Recorded data
--
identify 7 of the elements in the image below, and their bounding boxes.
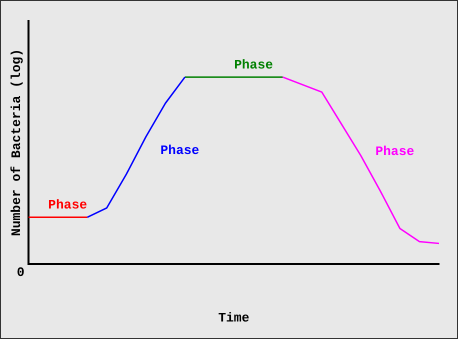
series-label: Phase xyxy=(160,143,200,158)
series-label: Phase xyxy=(234,57,274,72)
y-axis-title: Number of Bacteria (log) xyxy=(9,48,24,236)
series-label: Phase xyxy=(375,144,415,159)
text: 0 xyxy=(16,264,25,280)
x-axis-title: Time xyxy=(218,310,250,326)
series-label: Phase xyxy=(48,198,88,213)
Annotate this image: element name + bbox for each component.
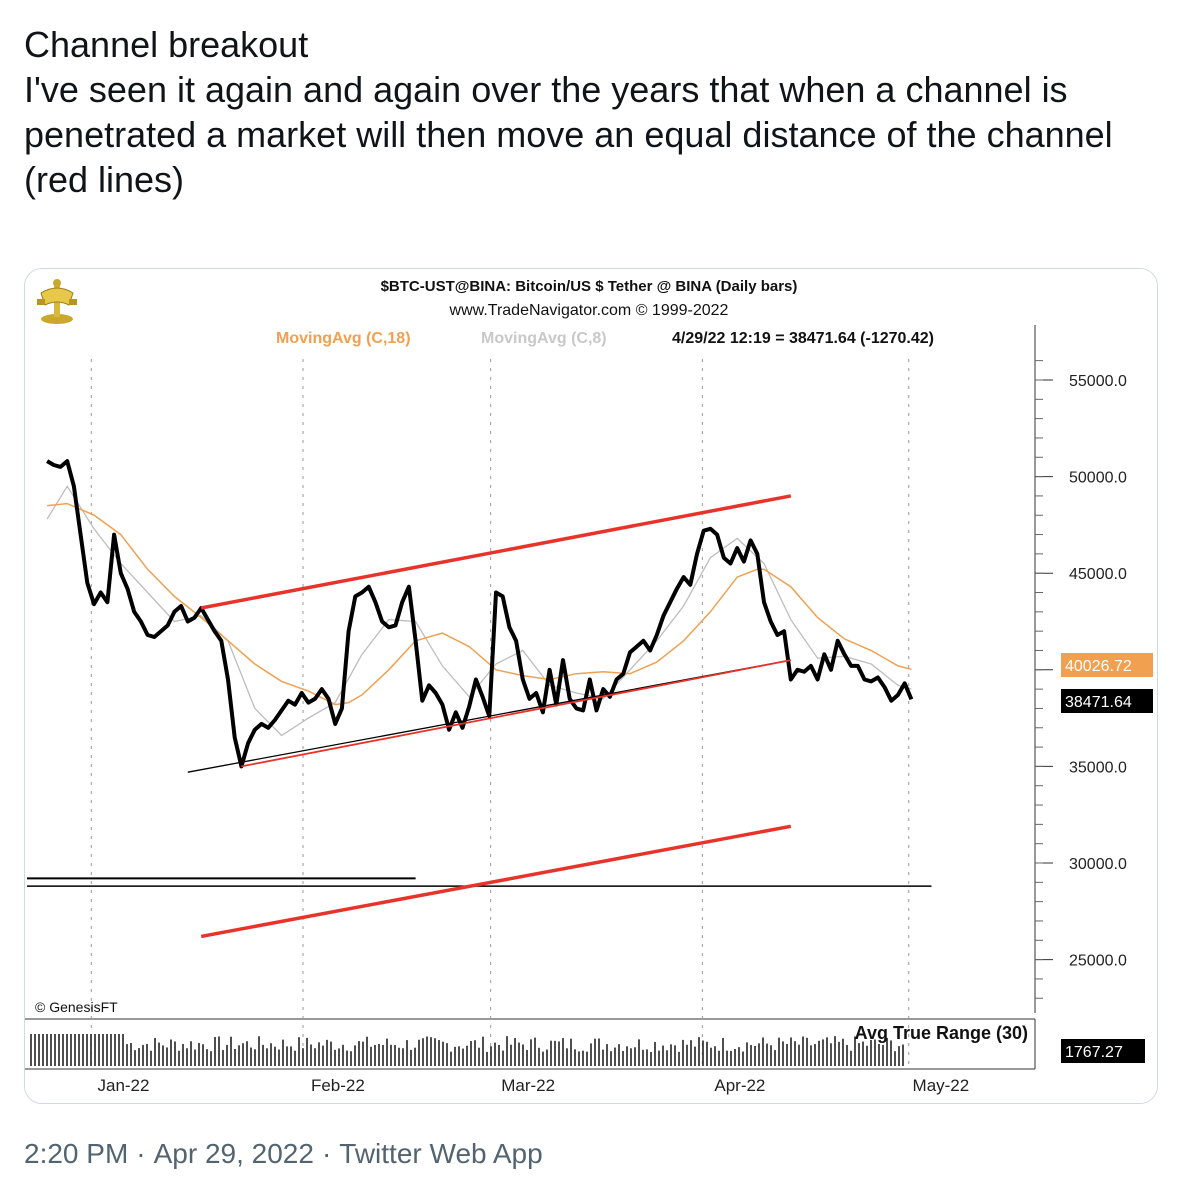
--
Exercise brief
Could every entry above be printed again exactly, images excluded?

Result of the exercise
identify 7 of the elements in the image below, and their bounding boxes.
series-label: Phase xyxy=(160,143,200,158)
series-label: Phase xyxy=(234,57,274,72)
y-axis-title: Number of Bacteria (log) xyxy=(9,48,24,236)
series-label: Phase xyxy=(375,144,415,159)
text: 0 xyxy=(16,264,25,280)
x-axis-title: Time xyxy=(218,310,250,326)
series-label: Phase xyxy=(48,198,88,213)
Annotate this image: element name + bbox for each component.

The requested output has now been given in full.